Given records:
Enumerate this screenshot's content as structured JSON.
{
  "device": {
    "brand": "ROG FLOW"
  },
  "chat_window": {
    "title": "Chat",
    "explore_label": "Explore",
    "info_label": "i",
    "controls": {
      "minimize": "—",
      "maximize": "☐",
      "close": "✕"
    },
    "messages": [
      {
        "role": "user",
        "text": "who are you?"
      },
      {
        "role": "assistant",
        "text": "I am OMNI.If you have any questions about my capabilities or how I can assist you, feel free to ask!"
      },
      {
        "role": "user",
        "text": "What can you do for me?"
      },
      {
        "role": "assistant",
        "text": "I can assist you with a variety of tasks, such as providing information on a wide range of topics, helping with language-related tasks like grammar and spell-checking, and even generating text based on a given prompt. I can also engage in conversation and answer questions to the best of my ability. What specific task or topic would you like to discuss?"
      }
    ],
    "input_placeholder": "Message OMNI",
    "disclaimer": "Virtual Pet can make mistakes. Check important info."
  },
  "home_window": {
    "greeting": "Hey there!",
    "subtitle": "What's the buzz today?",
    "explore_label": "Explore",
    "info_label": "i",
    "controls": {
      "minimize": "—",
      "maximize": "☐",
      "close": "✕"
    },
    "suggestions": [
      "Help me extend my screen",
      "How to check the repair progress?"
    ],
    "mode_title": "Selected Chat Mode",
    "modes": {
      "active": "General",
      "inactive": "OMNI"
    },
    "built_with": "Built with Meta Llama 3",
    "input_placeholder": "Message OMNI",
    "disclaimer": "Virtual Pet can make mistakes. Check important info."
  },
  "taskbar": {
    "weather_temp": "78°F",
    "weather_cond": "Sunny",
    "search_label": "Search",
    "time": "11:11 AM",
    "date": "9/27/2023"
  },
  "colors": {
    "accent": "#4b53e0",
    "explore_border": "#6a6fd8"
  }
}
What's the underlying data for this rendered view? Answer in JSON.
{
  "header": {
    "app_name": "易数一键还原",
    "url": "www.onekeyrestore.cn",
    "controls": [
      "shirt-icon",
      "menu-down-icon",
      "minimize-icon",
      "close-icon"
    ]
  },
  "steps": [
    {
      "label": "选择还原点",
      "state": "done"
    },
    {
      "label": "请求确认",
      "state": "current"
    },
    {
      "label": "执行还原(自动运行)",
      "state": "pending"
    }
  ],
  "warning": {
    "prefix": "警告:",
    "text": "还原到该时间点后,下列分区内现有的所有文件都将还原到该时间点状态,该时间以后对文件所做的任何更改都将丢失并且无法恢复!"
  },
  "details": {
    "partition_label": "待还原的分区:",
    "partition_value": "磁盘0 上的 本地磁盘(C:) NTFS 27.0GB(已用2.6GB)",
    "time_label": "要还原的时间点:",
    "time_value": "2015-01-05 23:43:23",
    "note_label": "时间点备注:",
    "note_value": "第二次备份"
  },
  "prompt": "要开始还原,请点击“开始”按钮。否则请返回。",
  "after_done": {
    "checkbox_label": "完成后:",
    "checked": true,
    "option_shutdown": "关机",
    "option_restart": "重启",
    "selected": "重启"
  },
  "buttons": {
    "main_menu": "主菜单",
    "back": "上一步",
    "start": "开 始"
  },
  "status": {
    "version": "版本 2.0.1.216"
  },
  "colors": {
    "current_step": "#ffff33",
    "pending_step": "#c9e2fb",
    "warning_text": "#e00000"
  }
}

Stated exercise: Repeat all of the records above exactly as they appear.

Solution for this exercise:
Enumerate this screenshot's content as structured JSON.
{
  "device": {
    "brand": "ROG FLOW"
  },
  "chat_window": {
    "title": "Chat",
    "explore_label": "Explore",
    "info_label": "i",
    "controls": {
      "minimize": "—",
      "maximize": "☐",
      "close": "✕"
    },
    "messages": [
      {
        "role": "user",
        "text": "who are you?"
      },
      {
        "role": "assistant",
        "text": "I am OMNI.If you have any questions about my capabilities or how I can assist you, feel free to ask!"
      },
      {
        "role": "user",
        "text": "What can you do for me?"
      },
      {
        "role": "assistant",
        "text": "I can assist you with a variety of tasks, such as providing information on a wide range of topics, helping with language-related tasks like grammar and spell-checking, and even generating text based on a given prompt. I can also engage in conversation and answer questions to the best of my ability. What specific task or topic would you like to discuss?"
      }
    ],
    "input_placeholder": "Message OMNI",
    "disclaimer": "Virtual Pet can make mistakes. Check important info."
  },
  "home_window": {
    "greeting": "Hey there!",
    "subtitle": "What's the buzz today?",
    "explore_label": "Explore",
    "info_label": "i",
    "controls": {
      "minimize": "—",
      "maximize": "☐",
      "close": "✕"
    },
    "suggestions": [
      "Help me extend my screen",
      "How to check the repair progress?"
    ],
    "mode_title": "Selected Chat Mode",
    "modes": {
      "active": "General",
      "inactive": "OMNI"
    },
    "built_with": "Built with Meta Llama 3",
    "input_placeholder": "Message OMNI",
    "disclaimer": "Virtual Pet can make mistakes. Check important info."
  },
  "taskbar": {
    "weather_temp": "78°F",
    "weather_cond": "Sunny",
    "search_label": "Search",
    "time": "11:11 AM",
    "date": "9/27/2023"
  },
  "colors": {
    "accent": "#4b53e0",
    "explore_border": "#6a6fd8"
  }
}
What's the underlying data for this rendered view? Answer in JSON.
{
  "header": {
    "app_name": "易数一键还原",
    "url": "www.onekeyrestore.cn",
    "controls": [
      "shirt-icon",
      "menu-down-icon",
      "minimize-icon",
      "close-icon"
    ]
  },
  "steps": [
    {
      "label": "选择还原点",
      "state": "done"
    },
    {
      "label": "请求确认",
      "state": "current"
    },
    {
      "label": "执行还原(自动运行)",
      "state": "pending"
    }
  ],
  "warning": {
    "prefix": "警告:",
    "text": "还原到该时间点后,下列分区内现有的所有文件都将还原到该时间点状态,该时间以后对文件所做的任何更改都将丢失并且无法恢复!"
  },
  "details": {
    "partition_label": "待还原的分区:",
    "partition_value": "磁盘0 上的 本地磁盘(C:) NTFS 27.0GB(已用2.6GB)",
    "time_label": "要还原的时间点:",
    "time_value": "2015-01-05 23:43:23",
    "note_label": "时间点备注:",
    "note_value": "第二次备份"
  },
  "prompt": "要开始还原,请点击“开始”按钮。否则请返回。",
  "after_done": {
    "checkbox_label": "完成后:",
    "checked": true,
    "option_shutdown": "关机",
    "option_restart": "重启",
    "selected": "重启"
  },
  "buttons": {
    "main_menu": "主菜单",
    "back": "上一步",
    "start": "开 始"
  },
  "status": {
    "version": "版本 2.0.1.216"
  },
  "colors": {
    "current_step": "#ffff33",
    "pending_step": "#c9e2fb",
    "warning_text": "#e00000"
  }
}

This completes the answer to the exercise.